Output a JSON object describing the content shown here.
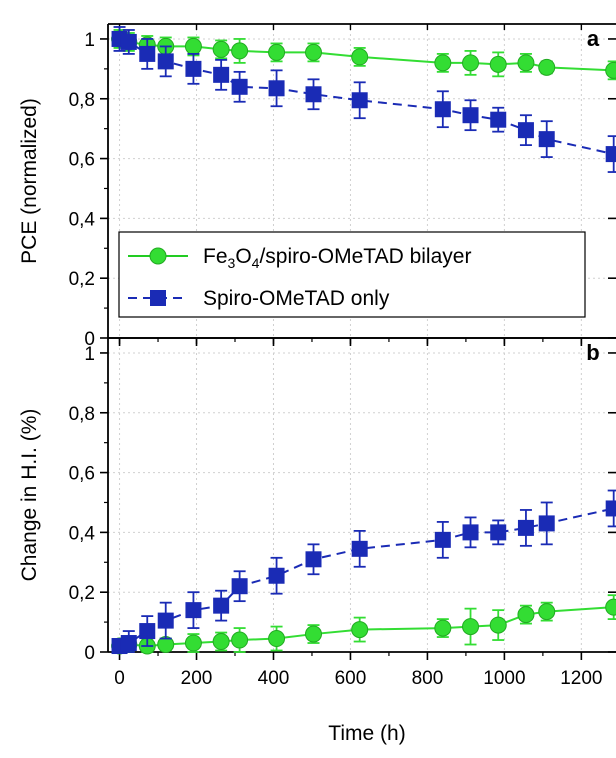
{
  "chart_data": [
    {
      "panel_label": "a",
      "type": "line",
      "ylabel": "PCE (normalized)",
      "xlabel": "",
      "xlim": [
        -30,
        1290
      ],
      "ylim": [
        0,
        1.05
      ],
      "xticks": [
        0,
        200,
        400,
        600,
        800,
        1000,
        1200
      ],
      "yticks": [
        0,
        0.2,
        0.4,
        0.6,
        0.8,
        1
      ],
      "ytick_labels": [
        "0",
        "0,2",
        "0,4",
        "0,6",
        "0,8",
        "1"
      ],
      "grid": true,
      "legend_position": "lower-left",
      "series": [
        {
          "name": "Fe3O4/spiro-OMeTAD bilayer",
          "color": "#33dd33",
          "marker": "circle",
          "line": "solid",
          "x": [
            0,
            24,
            72,
            120,
            192,
            264,
            312,
            408,
            504,
            624,
            840,
            912,
            984,
            1056,
            1110,
            1284
          ],
          "y": [
            1.0,
            0.99,
            0.98,
            0.975,
            0.975,
            0.965,
            0.96,
            0.955,
            0.955,
            0.94,
            0.92,
            0.92,
            0.915,
            0.92,
            0.905,
            0.895
          ],
          "err": [
            0.03,
            0.03,
            0.03,
            0.03,
            0.03,
            0.03,
            0.04,
            0.03,
            0.03,
            0.03,
            0.03,
            0.04,
            0.04,
            0.03,
            0.02,
            0.03
          ]
        },
        {
          "name": "Spiro-OMeTAD only",
          "color": "#1a2bb5",
          "marker": "square",
          "line": "dashed",
          "x": [
            0,
            24,
            72,
            120,
            192,
            264,
            312,
            408,
            504,
            624,
            840,
            912,
            984,
            1056,
            1110,
            1284
          ],
          "y": [
            1.0,
            0.99,
            0.95,
            0.925,
            0.9,
            0.88,
            0.84,
            0.835,
            0.815,
            0.795,
            0.765,
            0.745,
            0.73,
            0.695,
            0.665,
            0.615
          ],
          "err": [
            0.04,
            0.04,
            0.05,
            0.05,
            0.05,
            0.05,
            0.05,
            0.06,
            0.05,
            0.06,
            0.06,
            0.05,
            0.04,
            0.05,
            0.06,
            0.06
          ]
        }
      ]
    },
    {
      "panel_label": "b",
      "type": "line",
      "ylabel": "Change in H.I. (%)",
      "xlabel": "Time (h)",
      "xlim": [
        -30,
        1290
      ],
      "ylim": [
        0,
        1.05
      ],
      "xticks": [
        0,
        200,
        400,
        600,
        800,
        1000,
        1200
      ],
      "xtick_labels": [
        "0",
        "200",
        "400",
        "600",
        "800",
        "1000",
        "1200"
      ],
      "yticks": [
        0,
        0.2,
        0.4,
        0.6,
        0.8,
        1
      ],
      "ytick_labels": [
        "0",
        "0,2",
        "0,4",
        "0,6",
        "0,8",
        "1"
      ],
      "grid": true,
      "series": [
        {
          "name": "Fe3O4/spiro-OMeTAD bilayer",
          "color": "#33dd33",
          "marker": "circle",
          "line": "solid",
          "x": [
            0,
            24,
            72,
            120,
            192,
            264,
            312,
            408,
            504,
            624,
            840,
            912,
            984,
            1056,
            1110,
            1284
          ],
          "y": [
            0.02,
            0.025,
            0.02,
            0.025,
            0.03,
            0.035,
            0.04,
            0.045,
            0.06,
            0.075,
            0.08,
            0.085,
            0.09,
            0.125,
            0.135,
            0.15
          ],
          "err": [
            0.02,
            0.02,
            0.02,
            0.02,
            0.03,
            0.03,
            0.04,
            0.04,
            0.03,
            0.04,
            0.03,
            0.06,
            0.05,
            0.03,
            0.03,
            0.04
          ]
        },
        {
          "name": "Spiro-OMeTAD only",
          "color": "#1a2bb5",
          "marker": "square",
          "line": "dashed",
          "x": [
            0,
            24,
            72,
            120,
            192,
            264,
            312,
            408,
            504,
            624,
            840,
            912,
            984,
            1056,
            1110,
            1284
          ],
          "y": [
            0.02,
            0.03,
            0.07,
            0.105,
            0.14,
            0.155,
            0.22,
            0.255,
            0.31,
            0.345,
            0.375,
            0.4,
            0.4,
            0.415,
            0.43,
            0.48
          ],
          "err": [
            0.02,
            0.04,
            0.05,
            0.06,
            0.06,
            0.05,
            0.05,
            0.06,
            0.05,
            0.06,
            0.06,
            0.05,
            0.04,
            0.06,
            0.07,
            0.06
          ]
        }
      ]
    }
  ],
  "legend": {
    "bilayer_pre": "Fe",
    "bilayer_sub1": "3",
    "bilayer_mid": "O",
    "bilayer_sub2": "4",
    "bilayer_post": "/spiro-OMeTAD bilayer",
    "spiro": "Spiro-OMeTAD only"
  }
}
____________________
__Short problem__
Transcribe the records above exactly, leaving out every picture.

__Solution to this task__
Output a JSON object describing the content shown here.
{
  "chart_data": [
    {
      "panel_label": "a",
      "type": "line",
      "ylabel": "PCE (normalized)",
      "xlabel": "",
      "xlim": [
        -30,
        1290
      ],
      "ylim": [
        0,
        1.05
      ],
      "xticks": [
        0,
        200,
        400,
        600,
        800,
        1000,
        1200
      ],
      "yticks": [
        0,
        0.2,
        0.4,
        0.6,
        0.8,
        1
      ],
      "ytick_labels": [
        "0",
        "0,2",
        "0,4",
        "0,6",
        "0,8",
        "1"
      ],
      "grid": true,
      "legend_position": "lower-left",
      "series": [
        {
          "name": "Fe3O4/spiro-OMeTAD bilayer",
          "color": "#33dd33",
          "marker": "circle",
          "line": "solid",
          "x": [
            0,
            24,
            72,
            120,
            192,
            264,
            312,
            408,
            504,
            624,
            840,
            912,
            984,
            1056,
            1110,
            1284
          ],
          "y": [
            1.0,
            0.99,
            0.98,
            0.975,
            0.975,
            0.965,
            0.96,
            0.955,
            0.955,
            0.94,
            0.92,
            0.92,
            0.915,
            0.92,
            0.905,
            0.895
          ],
          "err": [
            0.03,
            0.03,
            0.03,
            0.03,
            0.03,
            0.03,
            0.04,
            0.03,
            0.03,
            0.03,
            0.03,
            0.04,
            0.04,
            0.03,
            0.02,
            0.03
          ]
        },
        {
          "name": "Spiro-OMeTAD only",
          "color": "#1a2bb5",
          "marker": "square",
          "line": "dashed",
          "x": [
            0,
            24,
            72,
            120,
            192,
            264,
            312,
            408,
            504,
            624,
            840,
            912,
            984,
            1056,
            1110,
            1284
          ],
          "y": [
            1.0,
            0.99,
            0.95,
            0.925,
            0.9,
            0.88,
            0.84,
            0.835,
            0.815,
            0.795,
            0.765,
            0.745,
            0.73,
            0.695,
            0.665,
            0.615
          ],
          "err": [
            0.04,
            0.04,
            0.05,
            0.05,
            0.05,
            0.05,
            0.05,
            0.06,
            0.05,
            0.06,
            0.06,
            0.05,
            0.04,
            0.05,
            0.06,
            0.06
          ]
        }
      ]
    },
    {
      "panel_label": "b",
      "type": "line",
      "ylabel": "Change in H.I. (%)",
      "xlabel": "Time (h)",
      "xlim": [
        -30,
        1290
      ],
      "ylim": [
        0,
        1.05
      ],
      "xticks": [
        0,
        200,
        400,
        600,
        800,
        1000,
        1200
      ],
      "xtick_labels": [
        "0",
        "200",
        "400",
        "600",
        "800",
        "1000",
        "1200"
      ],
      "yticks": [
        0,
        0.2,
        0.4,
        0.6,
        0.8,
        1
      ],
      "ytick_labels": [
        "0",
        "0,2",
        "0,4",
        "0,6",
        "0,8",
        "1"
      ],
      "grid": true,
      "series": [
        {
          "name": "Fe3O4/spiro-OMeTAD bilayer",
          "color": "#33dd33",
          "marker": "circle",
          "line": "solid",
          "x": [
            0,
            24,
            72,
            120,
            192,
            264,
            312,
            408,
            504,
            624,
            840,
            912,
            984,
            1056,
            1110,
            1284
          ],
          "y": [
            0.02,
            0.025,
            0.02,
            0.025,
            0.03,
            0.035,
            0.04,
            0.045,
            0.06,
            0.075,
            0.08,
            0.085,
            0.09,
            0.125,
            0.135,
            0.15
          ],
          "err": [
            0.02,
            0.02,
            0.02,
            0.02,
            0.03,
            0.03,
            0.04,
            0.04,
            0.03,
            0.04,
            0.03,
            0.06,
            0.05,
            0.03,
            0.03,
            0.04
          ]
        },
        {
          "name": "Spiro-OMeTAD only",
          "color": "#1a2bb5",
          "marker": "square",
          "line": "dashed",
          "x": [
            0,
            24,
            72,
            120,
            192,
            264,
            312,
            408,
            504,
            624,
            840,
            912,
            984,
            1056,
            1110,
            1284
          ],
          "y": [
            0.02,
            0.03,
            0.07,
            0.105,
            0.14,
            0.155,
            0.22,
            0.255,
            0.31,
            0.345,
            0.375,
            0.4,
            0.4,
            0.415,
            0.43,
            0.48
          ],
          "err": [
            0.02,
            0.04,
            0.05,
            0.06,
            0.06,
            0.05,
            0.05,
            0.06,
            0.05,
            0.06,
            0.06,
            0.05,
            0.04,
            0.06,
            0.07,
            0.06
          ]
        }
      ]
    }
  ],
  "legend": {
    "bilayer_pre": "Fe",
    "bilayer_sub1": "3",
    "bilayer_mid": "O",
    "bilayer_sub2": "4",
    "bilayer_post": "/spiro-OMeTAD bilayer",
    "spiro": "Spiro-OMeTAD only"
  }
}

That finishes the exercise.